[Rows from a dataset]
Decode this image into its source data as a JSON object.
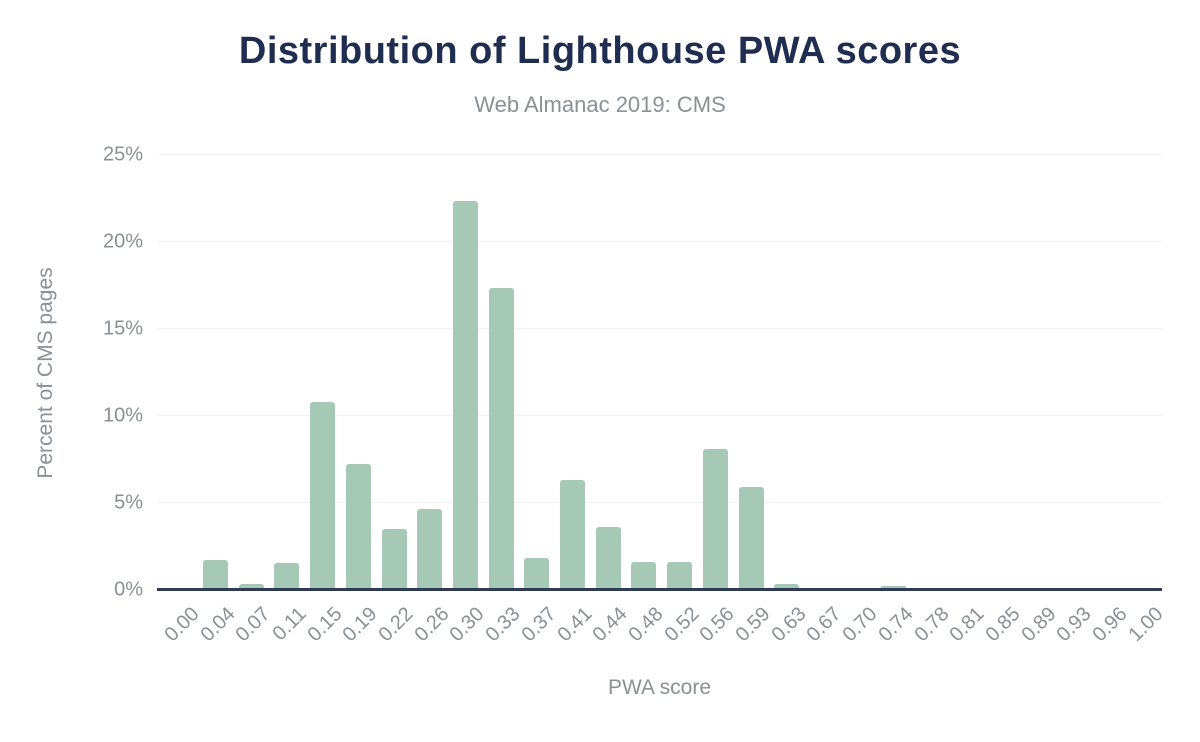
{
  "header": {
    "title": "Distribution of Lighthouse PWA scores",
    "subtitle": "Web Almanac 2019: CMS"
  },
  "colors": {
    "title": "#1f2d50",
    "text": "#8a9096",
    "bar": "#a5c9b5",
    "grid": "#f1f1f1",
    "axis_line": "#2f3b54"
  },
  "chart_data": {
    "type": "bar",
    "title": "Distribution of Lighthouse PWA scores",
    "subtitle": "Web Almanac 2019: CMS",
    "xlabel": "PWA score",
    "ylabel": "Percent of CMS pages",
    "categories": [
      "0.00",
      "0.04",
      "0.07",
      "0.11",
      "0.15",
      "0.19",
      "0.22",
      "0.26",
      "0.30",
      "0.33",
      "0.37",
      "0.41",
      "0.44",
      "0.48",
      "0.52",
      "0.56",
      "0.59",
      "0.63",
      "0.67",
      "0.70",
      "0.74",
      "0.78",
      "0.81",
      "0.85",
      "0.89",
      "0.93",
      "0.96",
      "1.00"
    ],
    "values": [
      0.05,
      1.7,
      0.3,
      1.5,
      10.8,
      7.2,
      3.5,
      4.6,
      22.3,
      17.3,
      1.8,
      6.3,
      3.6,
      1.6,
      1.6,
      8.1,
      5.9,
      0.3,
      0.05,
      0.05,
      0.2,
      0.02,
      0.02,
      0.02,
      0.02,
      0.02,
      0.02,
      0.05
    ],
    "ylim": [
      0,
      25
    ],
    "y_tick_labels": [
      "0%",
      "5%",
      "10%",
      "15%",
      "20%",
      "25%"
    ],
    "y_tick_values": [
      0,
      5,
      10,
      15,
      20,
      25
    ],
    "grid": true,
    "legend": "none",
    "bar_color": "#a5c9b5"
  }
}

* [Given instruction] Display every line of the listing that contains the string "Almanac".

* [Answer to this problem]
    "subtitle": "Web Almanac 2019: CMS"
    "subtitle": "Web Almanac 2019: CMS",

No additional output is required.